• [DIRECTIONS] Exclude the pictures and retype the entries as written.

Extracted data entries:

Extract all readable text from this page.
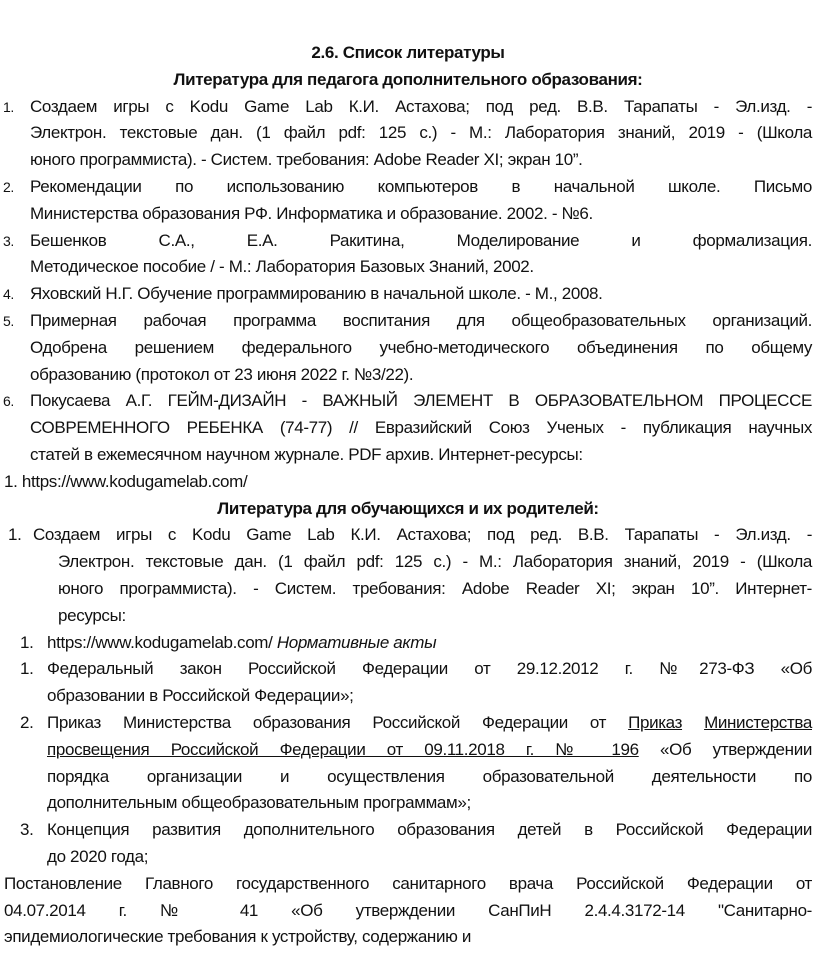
2.6. Список литературы
Литература для педагога дополнительного образования:
1. Создаем игры с Kodu Game Lab К.И. Астахова; под ред. В.В. Тарапаты - Эл.изд. -
Электрон. текстовые дан. (1 файл pdf: 125 с.) - М.: Лаборатория знаний, 2019 - (Школа
юного программиста). - Систем. требования: Adobe Reader XI; экран 10”.
2. Рекомендации по использованию компьютеров в начальной школе. Письмо
Министерства образования РФ. Информатика и образование. 2002. - №6.
3. Бешенков С.А., Е.А. Ракитина, Моделирование и формализация.
Методическое пособие / - М.: Лаборатория Базовых Знаний, 2002.
4. Яховский Н.Г. Обучение программированию в начальной школе. - М., 2008.
5. Примерная рабочая программа воспитания для общеобразовательных организаций.
Одобрена решением федерального учебно-методического объединения по общему
образованию (протокол от 23 июня 2022 г. №3/22).
6. Покусаева А.Г. ГЕЙМ-ДИЗАЙН - ВАЖНЫЙ ЭЛЕМЕНТ В ОБРАЗОВАТЕЛЬНОМ ПРОЦЕССЕ
СОВРЕМЕННОГО РЕБЕНКА (74-77) // Евразийский Союз Ученых - публикация научных
статей в ежемесячном научном журнале. PDF архив. Интернет-ресурсы:
1. https://www.kodugamelab.com/
Литература для обучающихся и их родителей:
1. Создаем игры с Kodu Game Lab К.И. Астахова; под ред. В.В. Тарапаты - Эл.изд. -
Электрон. текстовые дан. (1 файл pdf: 125 с.) - М.: Лаборатория знаний, 2019 - (Школа
юного программиста). - Систем. требования: Adobe Reader XI; экран 10”. Интернет-
ресурсы:
1. https://www.kodugamelab.com/ Нормативные акты
1. Федеральный закон Российской Федерации от 29.12.2012 г. №273-ФЗ «Об
образовании в Российской Федерации»;
2. Приказ Министерства образования Российской Федерации от Приказ Министерства
просвещения Российской Федерации от 09.11.2018 г. № 196 «Об утверждении
порядка организации и осуществления образовательной деятельности по
дополнительным общеобразовательным программам»;
3. Концепция развития дополнительного образования детей в Российской Федерации
до 2020 года;
Постановление Главного государственного санитарного врача Российской Федерации от
04.07.2014 г. № 41 «Об утверждении СанПиН 2.4.4.3172-14 "Санитарно-
эпидемиологические требования к устройству, содержанию и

• [THE REPLY]
Extract all readable text from this page.
2.6. Список литературы
Литература для педагога дополнительного образования:
1. Создаем игры с Kodu Game Lab К.И. Астахова; под ред. В.В. Тарапаты - Эл.изд. -
Электрон. текстовые дан. (1 файл pdf: 125 с.) - М.: Лаборатория знаний, 2019 - (Школа
юного программиста). - Систем. требования: Adobe Reader XI; экран 10”.
2. Рекомендации по использованию компьютеров в начальной школе. Письмо
Министерства образования РФ. Информатика и образование. 2002. - №6.
3. Бешенков С.А., Е.А. Ракитина, Моделирование и формализация.
Методическое пособие / - М.: Лаборатория Базовых Знаний, 2002.
4. Яховский Н.Г. Обучение программированию в начальной школе. - М., 2008.
5. Примерная рабочая программа воспитания для общеобразовательных организаций.
Одобрена решением федерального учебно-методического объединения по общему
образованию (протокол от 23 июня 2022 г. №3/22).
6. Покусаева А.Г. ГЕЙМ-ДИЗАЙН - ВАЖНЫЙ ЭЛЕМЕНТ В ОБРАЗОВАТЕЛЬНОМ ПРОЦЕССЕ
СОВРЕМЕННОГО РЕБЕНКА (74-77) // Евразийский Союз Ученых - публикация научных
статей в ежемесячном научном журнале. PDF архив. Интернет-ресурсы:
1. https://www.kodugamelab.com/
Литература для обучающихся и их родителей:
1. Создаем игры с Kodu Game Lab К.И. Астахова; под ред. В.В. Тарапаты - Эл.изд. -
Электрон. текстовые дан. (1 файл pdf: 125 с.) - М.: Лаборатория знаний, 2019 - (Школа
юного программиста). - Систем. требования: Adobe Reader XI; экран 10”. Интернет-
ресурсы:
1. https://www.kodugamelab.com/ Нормативные акты
1. Федеральный закон Российской Федерации от 29.12.2012 г. №273-ФЗ «Об
образовании в Российской Федерации»;
2. Приказ Министерства образования Российской Федерации от Приказ Министерства
просвещения Российской Федерации от 09.11.2018 г. № 196 «Об утверждении
порядка организации и осуществления образовательной деятельности по
дополнительным общеобразовательным программам»;
3. Концепция развития дополнительного образования детей в Российской Федерации
до 2020 года;
Постановление Главного государственного санитарного врача Российской Федерации от
04.07.2014 г. № 41 «Об утверждении СанПиН 2.4.4.3172-14 "Санитарно-
эпидемиологические требования к устройству, содержанию и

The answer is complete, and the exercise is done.